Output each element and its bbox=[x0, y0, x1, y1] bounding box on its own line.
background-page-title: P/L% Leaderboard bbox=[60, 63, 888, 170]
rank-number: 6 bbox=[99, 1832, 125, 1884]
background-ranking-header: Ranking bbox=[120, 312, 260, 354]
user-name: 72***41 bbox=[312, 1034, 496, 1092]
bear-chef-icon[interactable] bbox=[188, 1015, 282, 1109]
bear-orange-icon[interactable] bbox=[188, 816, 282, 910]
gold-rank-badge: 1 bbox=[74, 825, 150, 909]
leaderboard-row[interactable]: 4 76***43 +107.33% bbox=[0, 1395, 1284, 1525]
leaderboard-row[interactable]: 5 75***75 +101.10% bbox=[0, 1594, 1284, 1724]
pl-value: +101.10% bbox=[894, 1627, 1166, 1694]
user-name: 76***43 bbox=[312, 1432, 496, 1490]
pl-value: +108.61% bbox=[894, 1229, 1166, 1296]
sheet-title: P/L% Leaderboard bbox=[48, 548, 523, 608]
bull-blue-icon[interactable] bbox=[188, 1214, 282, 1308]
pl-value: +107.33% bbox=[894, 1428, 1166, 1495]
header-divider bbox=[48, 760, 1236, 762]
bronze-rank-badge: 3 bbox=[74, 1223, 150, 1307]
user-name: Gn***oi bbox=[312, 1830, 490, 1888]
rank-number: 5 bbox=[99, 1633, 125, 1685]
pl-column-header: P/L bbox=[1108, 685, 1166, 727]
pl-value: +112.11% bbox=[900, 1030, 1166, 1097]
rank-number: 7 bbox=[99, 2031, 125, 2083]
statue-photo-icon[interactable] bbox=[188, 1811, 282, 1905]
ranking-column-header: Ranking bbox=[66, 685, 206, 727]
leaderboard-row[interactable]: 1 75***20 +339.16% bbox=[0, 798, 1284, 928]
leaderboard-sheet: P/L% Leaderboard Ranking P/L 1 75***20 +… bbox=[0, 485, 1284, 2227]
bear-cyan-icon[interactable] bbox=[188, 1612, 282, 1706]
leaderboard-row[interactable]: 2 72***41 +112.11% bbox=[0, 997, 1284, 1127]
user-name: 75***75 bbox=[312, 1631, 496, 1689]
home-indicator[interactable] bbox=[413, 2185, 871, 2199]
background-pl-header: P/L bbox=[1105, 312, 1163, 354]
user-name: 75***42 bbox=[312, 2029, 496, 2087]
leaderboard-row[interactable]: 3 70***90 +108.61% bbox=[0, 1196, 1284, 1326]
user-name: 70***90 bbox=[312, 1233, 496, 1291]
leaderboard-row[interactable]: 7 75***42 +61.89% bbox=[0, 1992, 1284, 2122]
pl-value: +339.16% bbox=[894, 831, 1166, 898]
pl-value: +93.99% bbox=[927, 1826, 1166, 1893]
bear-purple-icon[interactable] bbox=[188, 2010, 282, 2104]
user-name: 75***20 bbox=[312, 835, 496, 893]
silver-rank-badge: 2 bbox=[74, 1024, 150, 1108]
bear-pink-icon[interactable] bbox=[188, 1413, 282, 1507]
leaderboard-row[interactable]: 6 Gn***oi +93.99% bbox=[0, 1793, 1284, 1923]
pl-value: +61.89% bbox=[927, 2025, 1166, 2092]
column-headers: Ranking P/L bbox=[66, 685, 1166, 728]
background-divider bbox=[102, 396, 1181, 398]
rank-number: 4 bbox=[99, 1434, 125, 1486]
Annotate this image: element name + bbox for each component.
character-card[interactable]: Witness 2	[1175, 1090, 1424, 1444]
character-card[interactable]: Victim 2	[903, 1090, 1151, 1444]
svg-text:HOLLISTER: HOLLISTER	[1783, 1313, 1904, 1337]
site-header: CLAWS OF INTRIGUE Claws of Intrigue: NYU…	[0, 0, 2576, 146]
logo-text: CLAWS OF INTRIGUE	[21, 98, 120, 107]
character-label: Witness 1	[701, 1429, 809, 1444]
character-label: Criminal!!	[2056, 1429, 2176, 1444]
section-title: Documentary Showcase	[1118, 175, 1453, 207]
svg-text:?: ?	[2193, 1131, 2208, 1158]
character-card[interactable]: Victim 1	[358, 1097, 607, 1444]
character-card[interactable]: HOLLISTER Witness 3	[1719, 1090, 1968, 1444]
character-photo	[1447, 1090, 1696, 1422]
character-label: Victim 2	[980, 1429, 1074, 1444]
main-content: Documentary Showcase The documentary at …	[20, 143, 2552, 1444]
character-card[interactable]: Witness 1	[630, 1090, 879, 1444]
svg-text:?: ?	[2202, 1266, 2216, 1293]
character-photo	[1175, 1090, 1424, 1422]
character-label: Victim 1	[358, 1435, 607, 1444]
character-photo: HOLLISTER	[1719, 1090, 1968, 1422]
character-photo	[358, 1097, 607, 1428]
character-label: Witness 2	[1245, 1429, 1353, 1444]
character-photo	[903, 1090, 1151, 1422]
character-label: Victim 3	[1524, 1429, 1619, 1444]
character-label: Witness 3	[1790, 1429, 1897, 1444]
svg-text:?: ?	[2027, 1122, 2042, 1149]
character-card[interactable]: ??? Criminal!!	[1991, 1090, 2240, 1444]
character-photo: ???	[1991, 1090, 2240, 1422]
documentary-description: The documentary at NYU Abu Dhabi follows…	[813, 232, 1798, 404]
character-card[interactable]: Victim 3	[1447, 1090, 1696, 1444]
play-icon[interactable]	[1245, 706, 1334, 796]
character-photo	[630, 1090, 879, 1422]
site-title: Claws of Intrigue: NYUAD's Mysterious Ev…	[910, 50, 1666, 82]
▬▬▬
Task instructions: Repeat the rows verbatim, from the first one through the row that contains "bear-cyan-icon[interactable] bbox=[188, 1612, 282, 1706]", including that row.

Correct result:
Output each element and its bbox=[x0, y0, x1, y1] bounding box on its own line.
background-page-title: P/L% Leaderboard bbox=[60, 63, 888, 170]
rank-number: 6 bbox=[99, 1832, 125, 1884]
background-ranking-header: Ranking bbox=[120, 312, 260, 354]
user-name: 72***41 bbox=[312, 1034, 496, 1092]
bear-chef-icon[interactable] bbox=[188, 1015, 282, 1109]
bear-orange-icon[interactable] bbox=[188, 816, 282, 910]
gold-rank-badge: 1 bbox=[74, 825, 150, 909]
leaderboard-row[interactable]: 4 76***43 +107.33% bbox=[0, 1395, 1284, 1525]
leaderboard-row[interactable]: 5 75***75 +101.10% bbox=[0, 1594, 1284, 1724]
pl-value: +101.10% bbox=[894, 1627, 1166, 1694]
user-name: 76***43 bbox=[312, 1432, 496, 1490]
pl-value: +108.61% bbox=[894, 1229, 1166, 1296]
sheet-title: P/L% Leaderboard bbox=[48, 548, 523, 608]
bull-blue-icon[interactable] bbox=[188, 1214, 282, 1308]
pl-value: +107.33% bbox=[894, 1428, 1166, 1495]
header-divider bbox=[48, 760, 1236, 762]
bronze-rank-badge: 3 bbox=[74, 1223, 150, 1307]
user-name: Gn***oi bbox=[312, 1830, 490, 1888]
rank-number: 5 bbox=[99, 1633, 125, 1685]
pl-column-header: P/L bbox=[1108, 685, 1166, 727]
pl-value: +112.11% bbox=[900, 1030, 1166, 1097]
rank-number: 7 bbox=[99, 2031, 125, 2083]
statue-photo-icon[interactable] bbox=[188, 1811, 282, 1905]
ranking-column-header: Ranking bbox=[66, 685, 206, 727]
leaderboard-row[interactable]: 1 75***20 +339.16% bbox=[0, 798, 1284, 928]
leaderboard-sheet: P/L% Leaderboard Ranking P/L 1 75***20 +… bbox=[0, 485, 1284, 2227]
bear-cyan-icon[interactable] bbox=[188, 1612, 282, 1706]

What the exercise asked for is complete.